--- START EXTRACTED DATA ---

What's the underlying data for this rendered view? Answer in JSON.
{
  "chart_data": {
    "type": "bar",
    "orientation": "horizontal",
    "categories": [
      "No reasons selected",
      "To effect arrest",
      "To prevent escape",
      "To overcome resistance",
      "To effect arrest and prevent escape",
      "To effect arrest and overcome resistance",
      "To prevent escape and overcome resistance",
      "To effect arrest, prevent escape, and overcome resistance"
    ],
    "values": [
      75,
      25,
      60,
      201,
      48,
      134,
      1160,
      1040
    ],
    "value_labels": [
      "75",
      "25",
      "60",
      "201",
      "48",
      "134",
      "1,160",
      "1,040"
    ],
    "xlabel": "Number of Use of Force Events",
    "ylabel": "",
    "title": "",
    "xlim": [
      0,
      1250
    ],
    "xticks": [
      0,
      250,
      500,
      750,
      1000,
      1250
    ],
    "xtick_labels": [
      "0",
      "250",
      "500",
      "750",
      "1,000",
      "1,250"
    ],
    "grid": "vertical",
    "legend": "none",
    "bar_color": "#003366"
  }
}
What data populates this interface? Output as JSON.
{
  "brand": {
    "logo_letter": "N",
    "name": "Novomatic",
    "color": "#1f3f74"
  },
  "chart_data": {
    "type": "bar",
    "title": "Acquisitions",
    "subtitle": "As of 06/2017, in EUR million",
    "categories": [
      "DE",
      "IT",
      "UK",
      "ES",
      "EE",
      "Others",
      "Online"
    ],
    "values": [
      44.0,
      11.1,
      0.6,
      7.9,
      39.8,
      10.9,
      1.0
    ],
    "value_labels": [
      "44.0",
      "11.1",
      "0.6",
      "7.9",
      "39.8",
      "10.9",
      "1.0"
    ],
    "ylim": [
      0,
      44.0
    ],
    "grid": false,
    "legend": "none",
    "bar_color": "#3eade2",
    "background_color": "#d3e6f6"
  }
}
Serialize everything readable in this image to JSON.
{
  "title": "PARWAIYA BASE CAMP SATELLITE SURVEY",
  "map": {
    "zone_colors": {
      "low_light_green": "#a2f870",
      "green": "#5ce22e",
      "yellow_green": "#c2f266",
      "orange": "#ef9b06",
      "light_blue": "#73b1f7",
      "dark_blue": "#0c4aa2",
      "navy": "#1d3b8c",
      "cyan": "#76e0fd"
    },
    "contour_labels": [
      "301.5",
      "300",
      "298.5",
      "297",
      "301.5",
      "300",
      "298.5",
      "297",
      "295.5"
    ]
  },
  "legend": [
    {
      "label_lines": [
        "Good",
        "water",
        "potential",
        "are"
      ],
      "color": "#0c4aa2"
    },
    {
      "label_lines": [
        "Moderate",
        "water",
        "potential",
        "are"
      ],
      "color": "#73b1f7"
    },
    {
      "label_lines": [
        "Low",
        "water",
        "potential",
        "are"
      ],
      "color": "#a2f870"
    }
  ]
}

--- END EXTRACTED DATA ---

Write the lines out verbatim, from the one with "Serialize everything readable" through the last line of the entries, and stop there.

Serialize everything readable in this image to JSON.
{
  "title": "PARWAIYA BASE CAMP SATELLITE SURVEY",
  "map": {
    "zone_colors": {
      "low_light_green": "#a2f870",
      "green": "#5ce22e",
      "yellow_green": "#c2f266",
      "orange": "#ef9b06",
      "light_blue": "#73b1f7",
      "dark_blue": "#0c4aa2",
      "navy": "#1d3b8c",
      "cyan": "#76e0fd"
    },
    "contour_labels": [
      "301.5",
      "300",
      "298.5",
      "297",
      "301.5",
      "300",
      "298.5",
      "297",
      "295.5"
    ]
  },
  "legend": [
    {
      "label_lines": [
        "Good",
        "water",
        "potential",
        "are"
      ],
      "color": "#0c4aa2"
    },
    {
      "label_lines": [
        "Moderate",
        "water",
        "potential",
        "are"
      ],
      "color": "#73b1f7"
    },
    {
      "label_lines": [
        "Low",
        "water",
        "potential",
        "are"
      ],
      "color": "#a2f870"
    }
  ]
}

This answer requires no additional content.